Directions – From the line with "Output the text content of this document." to the final line of the records, reproduce every line exactly and only those lines.

Part of a data file
[Begin]

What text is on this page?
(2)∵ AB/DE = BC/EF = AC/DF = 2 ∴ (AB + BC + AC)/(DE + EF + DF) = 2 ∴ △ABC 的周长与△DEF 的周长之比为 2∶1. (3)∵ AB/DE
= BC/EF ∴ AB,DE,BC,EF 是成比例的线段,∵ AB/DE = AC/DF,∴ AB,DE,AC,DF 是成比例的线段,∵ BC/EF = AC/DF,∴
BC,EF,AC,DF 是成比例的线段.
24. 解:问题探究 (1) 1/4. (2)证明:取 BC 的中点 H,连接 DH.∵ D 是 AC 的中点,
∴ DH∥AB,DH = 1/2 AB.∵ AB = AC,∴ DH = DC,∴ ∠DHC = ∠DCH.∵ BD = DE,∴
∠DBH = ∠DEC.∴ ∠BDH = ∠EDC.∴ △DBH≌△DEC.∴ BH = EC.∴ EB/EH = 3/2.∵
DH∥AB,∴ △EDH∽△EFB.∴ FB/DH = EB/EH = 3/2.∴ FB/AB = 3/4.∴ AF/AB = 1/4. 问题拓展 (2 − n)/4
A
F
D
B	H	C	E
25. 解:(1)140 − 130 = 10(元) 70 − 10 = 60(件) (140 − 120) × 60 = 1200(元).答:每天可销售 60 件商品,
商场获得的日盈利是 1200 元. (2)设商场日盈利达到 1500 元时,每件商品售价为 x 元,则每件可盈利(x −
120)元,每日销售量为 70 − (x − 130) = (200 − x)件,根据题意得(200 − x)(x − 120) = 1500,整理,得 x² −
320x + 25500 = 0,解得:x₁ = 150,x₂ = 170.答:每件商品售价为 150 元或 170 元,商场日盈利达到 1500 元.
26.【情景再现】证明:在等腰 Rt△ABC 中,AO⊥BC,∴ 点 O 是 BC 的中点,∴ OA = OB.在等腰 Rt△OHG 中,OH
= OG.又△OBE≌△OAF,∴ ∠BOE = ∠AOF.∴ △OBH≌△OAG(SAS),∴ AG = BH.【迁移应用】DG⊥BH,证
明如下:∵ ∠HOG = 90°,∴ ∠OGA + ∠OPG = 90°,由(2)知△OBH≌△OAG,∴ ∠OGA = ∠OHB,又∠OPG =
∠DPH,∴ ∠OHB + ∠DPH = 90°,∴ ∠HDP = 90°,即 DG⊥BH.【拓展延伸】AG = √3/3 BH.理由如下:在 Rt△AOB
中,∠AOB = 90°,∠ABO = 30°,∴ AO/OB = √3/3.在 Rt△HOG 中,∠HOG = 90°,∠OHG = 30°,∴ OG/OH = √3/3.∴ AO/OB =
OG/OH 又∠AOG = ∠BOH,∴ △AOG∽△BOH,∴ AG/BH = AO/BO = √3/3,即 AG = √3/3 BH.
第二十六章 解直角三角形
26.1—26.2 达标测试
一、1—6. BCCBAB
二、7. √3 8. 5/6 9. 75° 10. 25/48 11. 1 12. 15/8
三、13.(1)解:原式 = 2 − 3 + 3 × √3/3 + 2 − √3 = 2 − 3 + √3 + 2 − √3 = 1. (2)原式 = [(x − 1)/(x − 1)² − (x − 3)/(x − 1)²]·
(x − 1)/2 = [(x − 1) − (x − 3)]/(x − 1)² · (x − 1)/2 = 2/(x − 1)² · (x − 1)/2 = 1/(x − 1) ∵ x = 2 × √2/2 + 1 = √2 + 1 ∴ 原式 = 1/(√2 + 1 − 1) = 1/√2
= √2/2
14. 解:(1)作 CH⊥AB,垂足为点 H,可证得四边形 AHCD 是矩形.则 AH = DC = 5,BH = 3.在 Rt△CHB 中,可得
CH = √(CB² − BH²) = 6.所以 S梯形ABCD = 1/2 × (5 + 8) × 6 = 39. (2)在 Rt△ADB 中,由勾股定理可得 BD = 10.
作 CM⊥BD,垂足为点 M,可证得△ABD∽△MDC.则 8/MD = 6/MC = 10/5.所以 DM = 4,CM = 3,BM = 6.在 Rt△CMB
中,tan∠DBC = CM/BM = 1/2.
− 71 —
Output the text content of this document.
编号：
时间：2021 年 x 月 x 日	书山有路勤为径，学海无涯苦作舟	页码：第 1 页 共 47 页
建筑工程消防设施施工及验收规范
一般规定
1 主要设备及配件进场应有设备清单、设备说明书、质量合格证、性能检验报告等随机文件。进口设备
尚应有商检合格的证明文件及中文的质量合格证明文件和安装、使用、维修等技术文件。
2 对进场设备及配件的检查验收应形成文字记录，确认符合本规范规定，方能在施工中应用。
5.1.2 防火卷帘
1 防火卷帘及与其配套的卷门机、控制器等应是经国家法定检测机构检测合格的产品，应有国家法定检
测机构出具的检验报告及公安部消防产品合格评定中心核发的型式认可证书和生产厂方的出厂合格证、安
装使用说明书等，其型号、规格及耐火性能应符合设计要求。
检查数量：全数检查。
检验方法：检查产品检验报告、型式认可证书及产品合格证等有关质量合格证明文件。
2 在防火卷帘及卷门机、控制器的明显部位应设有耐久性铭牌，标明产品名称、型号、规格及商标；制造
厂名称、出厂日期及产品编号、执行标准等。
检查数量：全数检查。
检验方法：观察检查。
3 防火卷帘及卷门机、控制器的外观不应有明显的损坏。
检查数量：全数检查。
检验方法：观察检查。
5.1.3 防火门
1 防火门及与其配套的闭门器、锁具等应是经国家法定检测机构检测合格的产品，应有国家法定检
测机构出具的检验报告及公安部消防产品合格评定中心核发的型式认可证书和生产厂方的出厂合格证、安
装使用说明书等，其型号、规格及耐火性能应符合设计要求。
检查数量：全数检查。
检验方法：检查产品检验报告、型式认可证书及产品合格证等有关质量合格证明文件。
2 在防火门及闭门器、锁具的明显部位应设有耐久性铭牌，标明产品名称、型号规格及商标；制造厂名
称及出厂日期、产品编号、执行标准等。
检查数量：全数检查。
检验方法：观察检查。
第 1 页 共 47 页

[End]

Written reply –
Output the text content of this document.
编号：
时间：2021 年 x 月 x 日	书山有路勤为径，学海无涯苦作舟	页码：第 1 页 共 47 页
建筑工程消防设施施工及验收规范
一般规定
1 主要设备及配件进场应有设备清单、设备说明书、质量合格证、性能检验报告等随机文件。进口设备
尚应有商检合格的证明文件及中文的质量合格证明文件和安装、使用、维修等技术文件。
2 对进场设备及配件的检查验收应形成文字记录，确认符合本规范规定，方能在施工中应用。
5.1.2 防火卷帘
1 防火卷帘及与其配套的卷门机、控制器等应是经国家法定检测机构检测合格的产品，应有国家法定检
测机构出具的检验报告及公安部消防产品合格评定中心核发的型式认可证书和生产厂方的出厂合格证、安
装使用说明书等，其型号、规格及耐火性能应符合设计要求。
检查数量：全数检查。
检验方法：检查产品检验报告、型式认可证书及产品合格证等有关质量合格证明文件。
2 在防火卷帘及卷门机、控制器的明显部位应设有耐久性铭牌，标明产品名称、型号、规格及商标；制造
厂名称、出厂日期及产品编号、执行标准等。
检查数量：全数检查。
检验方法：观察检查。
3 防火卷帘及卷门机、控制器的外观不应有明显的损坏。
检查数量：全数检查。
检验方法：观察检查。
5.1.3 防火门
1 防火门及与其配套的闭门器、锁具等应是经国家法定检测机构检测合格的产品，应有国家法定检
测机构出具的检验报告及公安部消防产品合格评定中心核发的型式认可证书和生产厂方的出厂合格证、安
装使用说明书等，其型号、规格及耐火性能应符合设计要求。
检查数量：全数检查。
检验方法：检查产品检验报告、型式认可证书及产品合格证等有关质量合格证明文件。
2 在防火门及闭门器、锁具的明显部位应设有耐久性铭牌，标明产品名称、型号规格及商标；制造厂名
称及出厂日期、产品编号、执行标准等。
检查数量：全数检查。
检验方法：观察检查。
第 1 页 共 47 页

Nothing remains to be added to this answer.